(Web page and app entries)
========

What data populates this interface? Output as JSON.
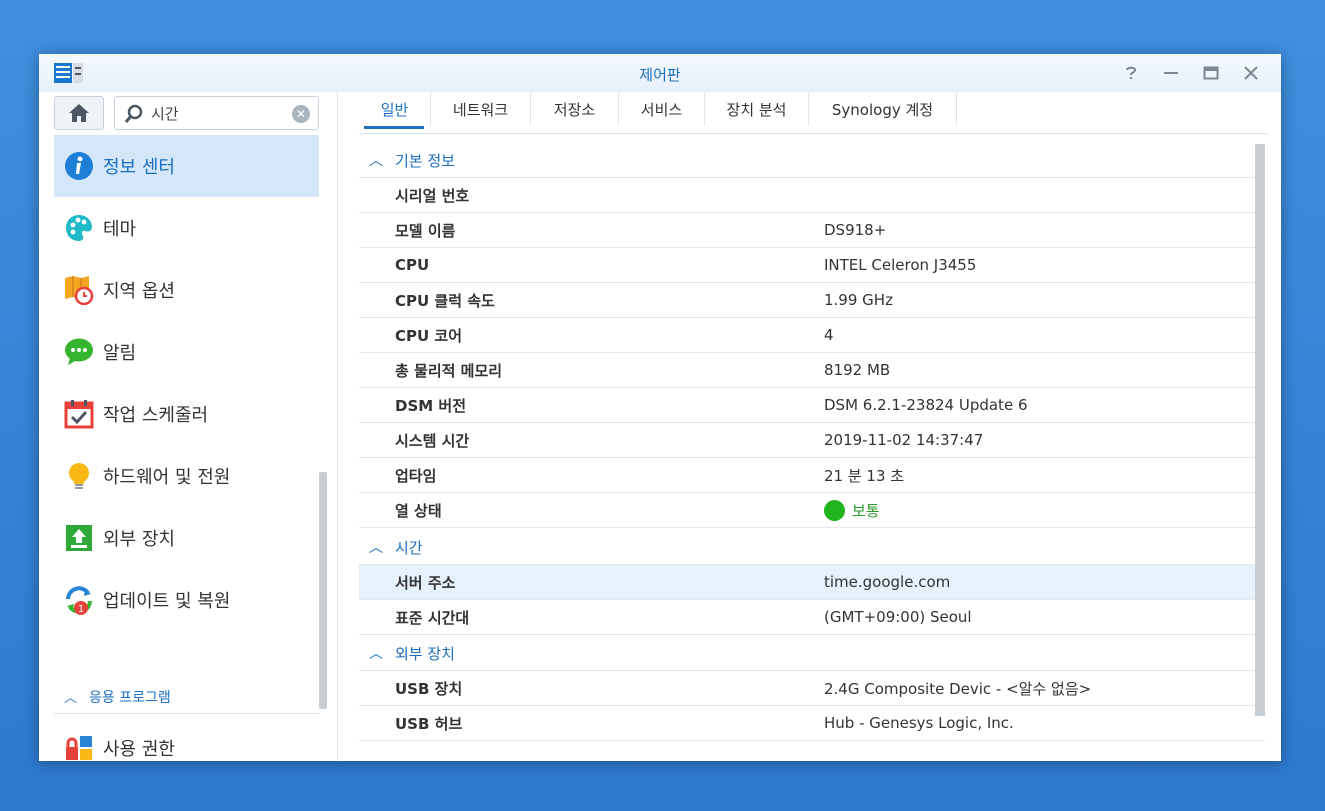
{
  "window": {
    "title": "제어판",
    "help_icon": "help-icon",
    "minimize_icon": "minimize-icon",
    "maximize_icon": "maximize-icon",
    "close_icon": "close-icon"
  },
  "sidebar": {
    "search": {
      "value": "시간",
      "placeholder": ""
    },
    "items": [
      {
        "label": "정보 센터",
        "icon": "info-icon",
        "active": true
      },
      {
        "label": "테마",
        "icon": "palette-icon"
      },
      {
        "label": "지역 옵션",
        "icon": "map-clock-icon"
      },
      {
        "label": "알림",
        "icon": "chat-bubble-icon"
      },
      {
        "label": "작업 스케줄러",
        "icon": "calendar-check-icon"
      },
      {
        "label": "하드웨어 및 전원",
        "icon": "lightbulb-icon"
      },
      {
        "label": "외부 장치",
        "icon": "upload-box-icon"
      },
      {
        "label": "업데이트 및 복원",
        "icon": "update-icon",
        "badge": "1"
      }
    ],
    "section_label": "응용 프로그램",
    "section_items": [
      {
        "label": "사용 권한",
        "icon": "permissions-icon"
      }
    ]
  },
  "tabs": [
    {
      "label": "일반",
      "active": true
    },
    {
      "label": "네트워크"
    },
    {
      "label": "저장소"
    },
    {
      "label": "서비스"
    },
    {
      "label": "장치 분석"
    },
    {
      "label": "Synology 계정"
    }
  ],
  "groups": {
    "basic": {
      "title": "기본 정보",
      "rows": [
        {
          "key": "시리얼 번호",
          "value": ""
        },
        {
          "key": "모델 이름",
          "value": "DS918+"
        },
        {
          "key": "CPU",
          "value": "INTEL Celeron J3455"
        },
        {
          "key": "CPU 클럭 속도",
          "value": "1.99 GHz"
        },
        {
          "key": "CPU 코어",
          "value": "4"
        },
        {
          "key": "총 물리적 메모리",
          "value": "8192 MB"
        },
        {
          "key": "DSM 버전",
          "value": "DSM 6.2.1-23824 Update 6"
        },
        {
          "key": "시스템 시간",
          "value": "2019-11-02 14:37:47"
        },
        {
          "key": "업타임",
          "value": "21 분 13 초"
        },
        {
          "key": "열 상태",
          "value": "보통",
          "status_color": "#21b51e"
        }
      ]
    },
    "time": {
      "title": "시간",
      "rows": [
        {
          "key": "서버 주소",
          "value": "time.google.com",
          "highlighted": true
        },
        {
          "key": "표준 시간대",
          "value": "(GMT+09:00) Seoul"
        }
      ]
    },
    "external": {
      "title": "외부 장치",
      "rows": [
        {
          "key": "USB 장치",
          "value": "2.4G Composite Devic - <알수 없음>"
        },
        {
          "key": "USB 허브",
          "value": "Hub - Genesys Logic, Inc."
        }
      ]
    }
  },
  "colors": {
    "accent": "#1c6fc0",
    "active_bg": "#d4e7f8",
    "desktop_bg": "#3a88d8",
    "status_ok": "#21b51e",
    "badge_red": "#e8413b"
  }
}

========

Task requirements: Leaving the pictures aside, write out the entries above exactly.

Reply to the exercise:
What data populates this interface? Output as JSON.
{
  "window": {
    "title": "제어판",
    "help_icon": "help-icon",
    "minimize_icon": "minimize-icon",
    "maximize_icon": "maximize-icon",
    "close_icon": "close-icon"
  },
  "sidebar": {
    "search": {
      "value": "시간",
      "placeholder": ""
    },
    "items": [
      {
        "label": "정보 센터",
        "icon": "info-icon",
        "active": true
      },
      {
        "label": "테마",
        "icon": "palette-icon"
      },
      {
        "label": "지역 옵션",
        "icon": "map-clock-icon"
      },
      {
        "label": "알림",
        "icon": "chat-bubble-icon"
      },
      {
        "label": "작업 스케줄러",
        "icon": "calendar-check-icon"
      },
      {
        "label": "하드웨어 및 전원",
        "icon": "lightbulb-icon"
      },
      {
        "label": "외부 장치",
        "icon": "upload-box-icon"
      },
      {
        "label": "업데이트 및 복원",
        "icon": "update-icon",
        "badge": "1"
      }
    ],
    "section_label": "응용 프로그램",
    "section_items": [
      {
        "label": "사용 권한",
        "icon": "permissions-icon"
      }
    ]
  },
  "tabs": [
    {
      "label": "일반",
      "active": true
    },
    {
      "label": "네트워크"
    },
    {
      "label": "저장소"
    },
    {
      "label": "서비스"
    },
    {
      "label": "장치 분석"
    },
    {
      "label": "Synology 계정"
    }
  ],
  "groups": {
    "basic": {
      "title": "기본 정보",
      "rows": [
        {
          "key": "시리얼 번호",
          "value": ""
        },
        {
          "key": "모델 이름",
          "value": "DS918+"
        },
        {
          "key": "CPU",
          "value": "INTEL Celeron J3455"
        },
        {
          "key": "CPU 클럭 속도",
          "value": "1.99 GHz"
        },
        {
          "key": "CPU 코어",
          "value": "4"
        },
        {
          "key": "총 물리적 메모리",
          "value": "8192 MB"
        },
        {
          "key": "DSM 버전",
          "value": "DSM 6.2.1-23824 Update 6"
        },
        {
          "key": "시스템 시간",
          "value": "2019-11-02 14:37:47"
        },
        {
          "key": "업타임",
          "value": "21 분 13 초"
        },
        {
          "key": "열 상태",
          "value": "보통",
          "status_color": "#21b51e"
        }
      ]
    },
    "time": {
      "title": "시간",
      "rows": [
        {
          "key": "서버 주소",
          "value": "time.google.com",
          "highlighted": true
        },
        {
          "key": "표준 시간대",
          "value": "(GMT+09:00) Seoul"
        }
      ]
    },
    "external": {
      "title": "외부 장치",
      "rows": [
        {
          "key": "USB 장치",
          "value": "2.4G Composite Devic - <알수 없음>"
        },
        {
          "key": "USB 허브",
          "value": "Hub - Genesys Logic, Inc."
        }
      ]
    }
  },
  "colors": {
    "accent": "#1c6fc0",
    "active_bg": "#d4e7f8",
    "desktop_bg": "#3a88d8",
    "status_ok": "#21b51e",
    "badge_red": "#e8413b"
  }
}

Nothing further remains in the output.